#### STATED EXERCISE:
Set down each record exactly as written.

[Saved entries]

□ □ □

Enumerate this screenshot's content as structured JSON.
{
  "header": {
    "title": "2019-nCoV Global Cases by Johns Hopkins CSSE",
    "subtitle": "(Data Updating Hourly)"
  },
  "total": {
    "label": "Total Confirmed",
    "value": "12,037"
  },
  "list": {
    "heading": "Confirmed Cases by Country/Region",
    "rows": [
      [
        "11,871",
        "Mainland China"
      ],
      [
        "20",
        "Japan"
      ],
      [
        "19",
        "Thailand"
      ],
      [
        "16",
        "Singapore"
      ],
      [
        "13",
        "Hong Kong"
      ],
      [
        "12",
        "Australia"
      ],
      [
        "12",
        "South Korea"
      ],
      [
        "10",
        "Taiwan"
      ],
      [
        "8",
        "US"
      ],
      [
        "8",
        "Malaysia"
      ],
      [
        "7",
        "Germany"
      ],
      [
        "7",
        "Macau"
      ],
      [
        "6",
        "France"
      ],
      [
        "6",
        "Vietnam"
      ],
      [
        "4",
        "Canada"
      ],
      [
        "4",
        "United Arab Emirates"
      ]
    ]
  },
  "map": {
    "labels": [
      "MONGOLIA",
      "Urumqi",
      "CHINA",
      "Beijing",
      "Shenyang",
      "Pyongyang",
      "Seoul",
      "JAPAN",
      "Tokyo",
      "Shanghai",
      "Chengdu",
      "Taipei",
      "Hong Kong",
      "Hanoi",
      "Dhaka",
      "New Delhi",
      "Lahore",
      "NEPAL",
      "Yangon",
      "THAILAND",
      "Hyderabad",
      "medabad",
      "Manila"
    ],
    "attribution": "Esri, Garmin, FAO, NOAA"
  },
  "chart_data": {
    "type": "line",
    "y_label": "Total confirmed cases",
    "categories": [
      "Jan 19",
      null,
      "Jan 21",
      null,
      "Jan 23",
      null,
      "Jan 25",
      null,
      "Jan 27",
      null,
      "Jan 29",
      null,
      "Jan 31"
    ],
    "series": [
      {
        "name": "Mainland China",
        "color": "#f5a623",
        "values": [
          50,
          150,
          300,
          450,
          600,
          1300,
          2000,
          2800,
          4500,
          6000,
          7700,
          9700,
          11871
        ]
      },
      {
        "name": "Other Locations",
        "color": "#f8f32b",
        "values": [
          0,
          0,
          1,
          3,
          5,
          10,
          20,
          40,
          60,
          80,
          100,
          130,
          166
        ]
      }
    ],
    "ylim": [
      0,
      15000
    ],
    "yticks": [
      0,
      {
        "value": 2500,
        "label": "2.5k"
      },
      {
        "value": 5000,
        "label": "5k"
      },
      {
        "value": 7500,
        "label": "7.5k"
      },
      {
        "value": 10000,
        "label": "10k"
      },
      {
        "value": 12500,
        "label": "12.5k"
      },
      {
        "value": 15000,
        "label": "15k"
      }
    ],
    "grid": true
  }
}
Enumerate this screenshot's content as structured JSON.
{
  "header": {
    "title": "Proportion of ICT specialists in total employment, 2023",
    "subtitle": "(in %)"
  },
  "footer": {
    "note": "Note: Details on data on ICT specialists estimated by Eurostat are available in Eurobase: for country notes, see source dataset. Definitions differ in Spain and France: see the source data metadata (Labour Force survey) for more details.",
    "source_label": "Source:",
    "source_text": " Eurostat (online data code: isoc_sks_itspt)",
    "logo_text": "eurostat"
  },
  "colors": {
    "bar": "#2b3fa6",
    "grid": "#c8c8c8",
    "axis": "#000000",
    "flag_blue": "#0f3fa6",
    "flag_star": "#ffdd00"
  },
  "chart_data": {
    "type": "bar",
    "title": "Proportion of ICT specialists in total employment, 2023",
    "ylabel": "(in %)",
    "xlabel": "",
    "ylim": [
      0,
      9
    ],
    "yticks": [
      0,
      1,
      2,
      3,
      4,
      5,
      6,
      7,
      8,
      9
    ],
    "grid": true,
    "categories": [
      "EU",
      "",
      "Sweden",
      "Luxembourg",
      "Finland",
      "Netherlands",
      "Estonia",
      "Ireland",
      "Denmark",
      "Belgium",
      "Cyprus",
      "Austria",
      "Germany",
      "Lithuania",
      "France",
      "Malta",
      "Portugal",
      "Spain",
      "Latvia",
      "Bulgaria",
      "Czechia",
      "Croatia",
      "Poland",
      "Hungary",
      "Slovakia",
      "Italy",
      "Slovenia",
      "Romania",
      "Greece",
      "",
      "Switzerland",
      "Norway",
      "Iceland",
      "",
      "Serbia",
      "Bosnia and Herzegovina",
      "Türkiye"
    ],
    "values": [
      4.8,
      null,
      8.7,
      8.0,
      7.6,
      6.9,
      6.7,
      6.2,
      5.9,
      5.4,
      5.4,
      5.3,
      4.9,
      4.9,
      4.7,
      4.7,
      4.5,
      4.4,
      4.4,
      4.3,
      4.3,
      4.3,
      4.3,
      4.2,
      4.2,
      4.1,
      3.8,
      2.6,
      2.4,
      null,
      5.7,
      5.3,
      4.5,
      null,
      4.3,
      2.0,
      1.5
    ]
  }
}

□ □ □

#### EXERCISE ANSWER:
Enumerate this screenshot's content as structured JSON.
{
  "header": {
    "title": "2019-nCoV Global Cases by Johns Hopkins CSSE",
    "subtitle": "(Data Updating Hourly)"
  },
  "total": {
    "label": "Total Confirmed",
    "value": "12,037"
  },
  "list": {
    "heading": "Confirmed Cases by Country/Region",
    "rows": [
      [
        "11,871",
        "Mainland China"
      ],
      [
        "20",
        "Japan"
      ],
      [
        "19",
        "Thailand"
      ],
      [
        "16",
        "Singapore"
      ],
      [
        "13",
        "Hong Kong"
      ],
      [
        "12",
        "Australia"
      ],
      [
        "12",
        "South Korea"
      ],
      [
        "10",
        "Taiwan"
      ],
      [
        "8",
        "US"
      ],
      [
        "8",
        "Malaysia"
      ],
      [
        "7",
        "Germany"
      ],
      [
        "7",
        "Macau"
      ],
      [
        "6",
        "France"
      ],
      [
        "6",
        "Vietnam"
      ],
      [
        "4",
        "Canada"
      ],
      [
        "4",
        "United Arab Emirates"
      ]
    ]
  },
  "map": {
    "labels": [
      "MONGOLIA",
      "Urumqi",
      "CHINA",
      "Beijing",
      "Shenyang",
      "Pyongyang",
      "Seoul",
      "JAPAN",
      "Tokyo",
      "Shanghai",
      "Chengdu",
      "Taipei",
      "Hong Kong",
      "Hanoi",
      "Dhaka",
      "New Delhi",
      "Lahore",
      "NEPAL",
      "Yangon",
      "THAILAND",
      "Hyderabad",
      "medabad",
      "Manila"
    ],
    "attribution": "Esri, Garmin, FAO, NOAA"
  },
  "chart_data": {
    "type": "line",
    "y_label": "Total confirmed cases",
    "categories": [
      "Jan 19",
      null,
      "Jan 21",
      null,
      "Jan 23",
      null,
      "Jan 25",
      null,
      "Jan 27",
      null,
      "Jan 29",
      null,
      "Jan 31"
    ],
    "series": [
      {
        "name": "Mainland China",
        "color": "#f5a623",
        "values": [
          50,
          150,
          300,
          450,
          600,
          1300,
          2000,
          2800,
          4500,
          6000,
          7700,
          9700,
          11871
        ]
      },
      {
        "name": "Other Locations",
        "color": "#f8f32b",
        "values": [
          0,
          0,
          1,
          3,
          5,
          10,
          20,
          40,
          60,
          80,
          100,
          130,
          166
        ]
      }
    ],
    "ylim": [
      0,
      15000
    ],
    "yticks": [
      0,
      {
        "value": 2500,
        "label": "2.5k"
      },
      {
        "value": 5000,
        "label": "5k"
      },
      {
        "value": 7500,
        "label": "7.5k"
      },
      {
        "value": 10000,
        "label": "10k"
      },
      {
        "value": 12500,
        "label": "12.5k"
      },
      {
        "value": 15000,
        "label": "15k"
      }
    ],
    "grid": true
  }
}
Enumerate this screenshot's content as structured JSON.
{
  "header": {
    "title": "Proportion of ICT specialists in total employment, 2023",
    "subtitle": "(in %)"
  },
  "footer": {
    "note": "Note: Details on data on ICT specialists estimated by Eurostat are available in Eurobase: for country notes, see source dataset. Definitions differ in Spain and France: see the source data metadata (Labour Force survey) for more details.",
    "source_label": "Source:",
    "source_text": " Eurostat (online data code: isoc_sks_itspt)",
    "logo_text": "eurostat"
  },
  "colors": {
    "bar": "#2b3fa6",
    "grid": "#c8c8c8",
    "axis": "#000000",
    "flag_blue": "#0f3fa6",
    "flag_star": "#ffdd00"
  },
  "chart_data": {
    "type": "bar",
    "title": "Proportion of ICT specialists in total employment, 2023",
    "ylabel": "(in %)",
    "xlabel": "",
    "ylim": [
      0,
      9
    ],
    "yticks": [
      0,
      1,
      2,
      3,
      4,
      5,
      6,
      7,
      8,
      9
    ],
    "grid": true,
    "categories": [
      "EU",
      "",
      "Sweden",
      "Luxembourg",
      "Finland",
      "Netherlands",
      "Estonia",
      "Ireland",
      "Denmark",
      "Belgium",
      "Cyprus",
      "Austria",
      "Germany",
      "Lithuania",
      "France",
      "Malta",
      "Portugal",
      "Spain",
      "Latvia",
      "Bulgaria",
      "Czechia",
      "Croatia",
      "Poland",
      "Hungary",
      "Slovakia",
      "Italy",
      "Slovenia",
      "Romania",
      "Greece",
      "",
      "Switzerland",
      "Norway",
      "Iceland",
      "",
      "Serbia",
      "Bosnia and Herzegovina",
      "Türkiye"
    ],
    "values": [
      4.8,
      null,
      8.7,
      8.0,
      7.6,
      6.9,
      6.7,
      6.2,
      5.9,
      5.4,
      5.4,
      5.3,
      4.9,
      4.9,
      4.7,
      4.7,
      4.5,
      4.4,
      4.4,
      4.3,
      4.3,
      4.3,
      4.3,
      4.2,
      4.2,
      4.1,
      3.8,
      2.6,
      2.4,
      null,
      5.7,
      5.3,
      4.5,
      null,
      4.3,
      2.0,
      1.5
    ]
  }
}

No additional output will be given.